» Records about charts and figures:
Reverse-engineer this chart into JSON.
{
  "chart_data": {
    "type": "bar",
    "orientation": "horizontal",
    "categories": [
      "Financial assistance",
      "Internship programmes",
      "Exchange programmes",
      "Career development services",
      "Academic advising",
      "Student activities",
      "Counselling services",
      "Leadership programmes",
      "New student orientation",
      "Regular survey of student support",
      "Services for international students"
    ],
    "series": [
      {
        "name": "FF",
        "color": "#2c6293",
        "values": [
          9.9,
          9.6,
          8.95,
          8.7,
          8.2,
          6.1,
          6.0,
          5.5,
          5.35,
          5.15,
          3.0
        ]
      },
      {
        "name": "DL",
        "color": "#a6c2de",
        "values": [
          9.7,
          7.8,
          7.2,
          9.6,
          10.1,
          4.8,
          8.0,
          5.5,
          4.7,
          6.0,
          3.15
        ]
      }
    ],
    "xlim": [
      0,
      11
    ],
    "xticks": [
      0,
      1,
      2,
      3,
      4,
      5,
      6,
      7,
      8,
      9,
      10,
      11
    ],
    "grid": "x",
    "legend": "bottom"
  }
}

» What you will do:
Restate every line of the data word for word.

» Answer below:
Reverse-engineer this chart into JSON.
{
  "chart_data": {
    "type": "bar",
    "orientation": "horizontal",
    "categories": [
      "Financial assistance",
      "Internship programmes",
      "Exchange programmes",
      "Career development services",
      "Academic advising",
      "Student activities",
      "Counselling services",
      "Leadership programmes",
      "New student orientation",
      "Regular survey of student support",
      "Services for international students"
    ],
    "series": [
      {
        "name": "FF",
        "color": "#2c6293",
        "values": [
          9.9,
          9.6,
          8.95,
          8.7,
          8.2,
          6.1,
          6.0,
          5.5,
          5.35,
          5.15,
          3.0
        ]
      },
      {
        "name": "DL",
        "color": "#a6c2de",
        "values": [
          9.7,
          7.8,
          7.2,
          9.6,
          10.1,
          4.8,
          8.0,
          5.5,
          4.7,
          6.0,
          3.15
        ]
      }
    ],
    "xlim": [
      0,
      11
    ],
    "xticks": [
      0,
      1,
      2,
      3,
      4,
      5,
      6,
      7,
      8,
      9,
      10,
      11
    ],
    "grid": "x",
    "legend": "bottom"
  }
}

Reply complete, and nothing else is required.